WanBenLe commented 6 months ago

I have fixed the issue of llava-v1.5 in the latest transformers version and supported llava-v1.6 (LLavaNext), can I create a PR for these? with /root/autodl-tmp/wsl/AutoAWQ-main/awq/modules/fused/model.py and others

        if input_ids == None and kwargs['past_key_values']==None:
            input_ids, self.last_forward_num_tokens = fused_utils.prepare_input_ids(
                kwargs['position_ids'], self.last_forward_num_tokens
            )
            _bsz, seqlen = kwargs['position_ids'].shape
            h = kwargs['inputs_embeds']
            device = h.device
        else:
            input_ids, self.last_forward_num_tokens = fused_utils.prepare_input_ids(
                input_ids, self.last_forward_num_tokens
            )
            _bsz, seqlen = input_ids.shape
            device = input_ids.device
            h = self.embedding(input_ids)
        fused_utils.prepare_cache(self.blocks, seqlen)
        mask = fused_utils.prepare_attention_mask(
            seqlen=seqlen,
            start_pos=self.blocks[0].attn.start_pos,
            device=device,
            type_as=h,
        )

● ● ● ● ● ● ●

■ **Objectives**
- 1) In the AutoAWQ comment, which llava version does the commenter say they added support for?
- 2) Continue the AutoAWQ comment from its last line.
The data isn't needed for these tasks.

■ **Information supplied**
● ● ● ● ● ● ●

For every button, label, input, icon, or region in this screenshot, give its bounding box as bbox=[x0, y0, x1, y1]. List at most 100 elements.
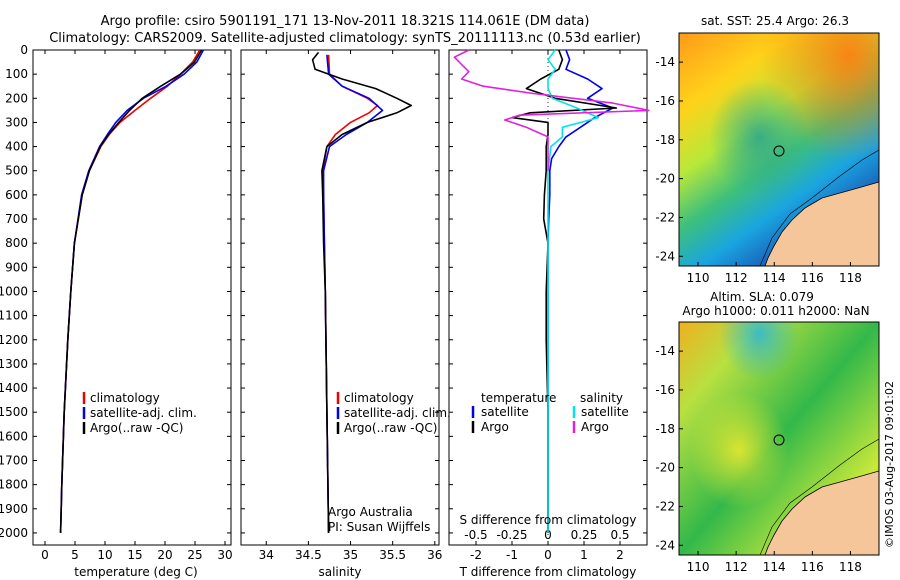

● ● ● ● ● ● ●

■ **Outputs by task**
- 1) llava-v1.6 (LLavaNext)

- 2)
casper-hansen commented 6 months ago

Hi @WanBenLe, please create a PR with a description of the issue and how this solves your problem

zjysteven commented 5 months ago

Hi @WanBenLe, would you mind sharing the exact script for quantization to get llava-v1.6-34b-hf-awq? @casper-hansen I'm also wondering if the PR will be merged soon

WanBenLe commented 5 months ago

Hi @WanBenLe, would you mind sharing the exact script for quantization to get llava-v1.6-34b-hf-awq? @casper-hansen I'm also wondering if the PR will be merged soon

For the unmerged version(AutoAWQ==0.25), the code and examples for llava-next support are here: https://github.com/WanBenLe/AutoAWQ-with-llava-v1.6/blob/main/examples/llavanext.py

If you plan to use multimodal data,(AutoAWQ==0.24): https://github.com/WanBenLe/AutoAWQ-with-quantizer/blob/main/examples/multimodal_inputs_prepare.py https://github.com/WanBenLe/AutoAWQ-with-quantizer/tree/main/examples/multimodal_quant_test.py

Use default calibration data setting will raise loss NaN error (AutoAWQ/tree/main/awq/quantize.py 343), maybe.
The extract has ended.